Your objective: Here are some records; quote them exactly, leaving out the pictures.

Dataset records:
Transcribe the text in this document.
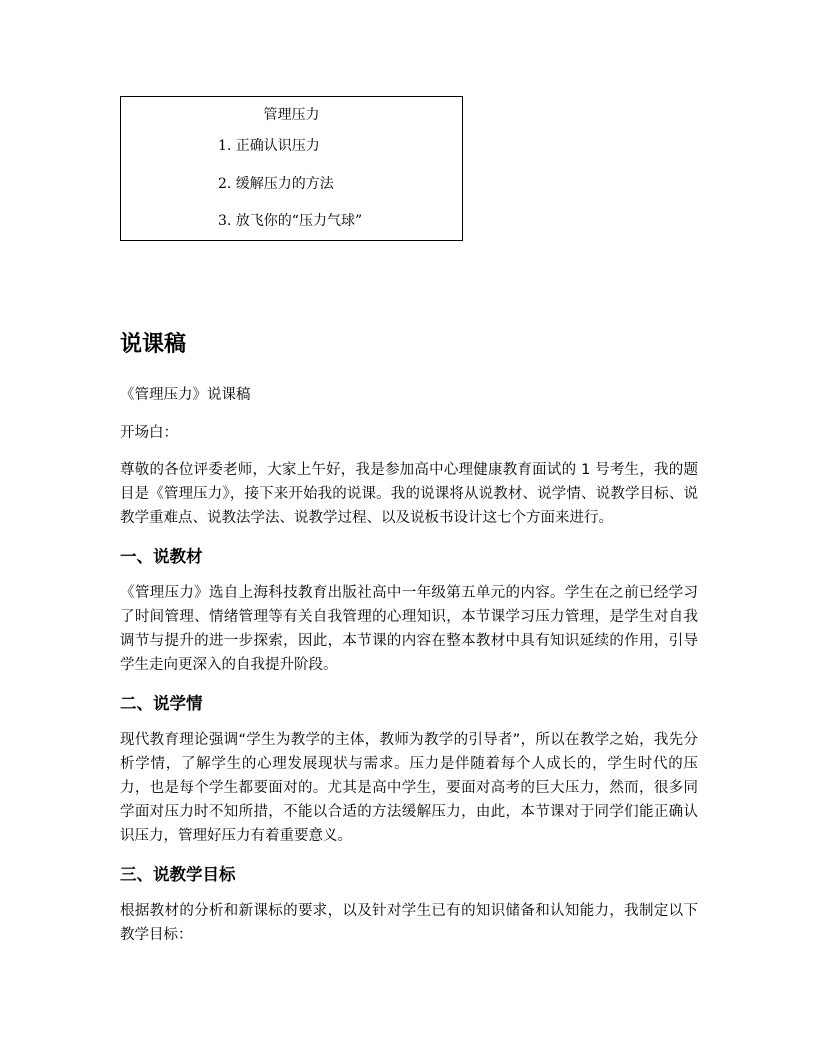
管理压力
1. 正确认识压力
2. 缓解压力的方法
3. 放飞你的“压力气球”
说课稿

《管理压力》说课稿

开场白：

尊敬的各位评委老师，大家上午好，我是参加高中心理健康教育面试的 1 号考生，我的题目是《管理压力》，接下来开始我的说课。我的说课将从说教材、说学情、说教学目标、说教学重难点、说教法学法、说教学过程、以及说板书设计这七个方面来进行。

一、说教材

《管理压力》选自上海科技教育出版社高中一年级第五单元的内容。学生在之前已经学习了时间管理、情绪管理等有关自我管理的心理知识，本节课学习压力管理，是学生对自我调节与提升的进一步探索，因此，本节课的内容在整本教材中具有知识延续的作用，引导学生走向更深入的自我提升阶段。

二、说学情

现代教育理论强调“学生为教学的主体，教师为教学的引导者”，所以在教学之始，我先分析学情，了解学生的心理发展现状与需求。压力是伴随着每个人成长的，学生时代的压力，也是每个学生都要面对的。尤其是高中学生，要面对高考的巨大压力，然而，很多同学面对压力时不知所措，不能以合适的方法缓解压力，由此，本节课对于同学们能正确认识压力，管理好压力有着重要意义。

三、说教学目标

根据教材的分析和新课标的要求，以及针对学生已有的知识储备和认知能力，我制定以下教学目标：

Written answer:
Transcribe the text in this document.
管理压力
1. 正确认识压力
2. 缓解压力的方法
3. 放飞你的“压力气球”
说课稿

《管理压力》说课稿

开场白：

尊敬的各位评委老师，大家上午好，我是参加高中心理健康教育面试的 1 号考生，我的题目是《管理压力》，接下来开始我的说课。我的说课将从说教材、说学情、说教学目标、说教学重难点、说教法学法、说教学过程、以及说板书设计这七个方面来进行。

一、说教材

《管理压力》选自上海科技教育出版社高中一年级第五单元的内容。学生在之前已经学习了时间管理、情绪管理等有关自我管理的心理知识，本节课学习压力管理，是学生对自我调节与提升的进一步探索，因此，本节课的内容在整本教材中具有知识延续的作用，引导学生走向更深入的自我提升阶段。

二、说学情

现代教育理论强调“学生为教学的主体，教师为教学的引导者”，所以在教学之始，我先分析学情，了解学生的心理发展现状与需求。压力是伴随着每个人成长的，学生时代的压力，也是每个学生都要面对的。尤其是高中学生，要面对高考的巨大压力，然而，很多同学面对压力时不知所措，不能以合适的方法缓解压力，由此，本节课对于同学们能正确认识压力，管理好压力有着重要意义。

三、说教学目标

根据教材的分析和新课标的要求，以及针对学生已有的知识储备和认知能力，我制定以下教学目标：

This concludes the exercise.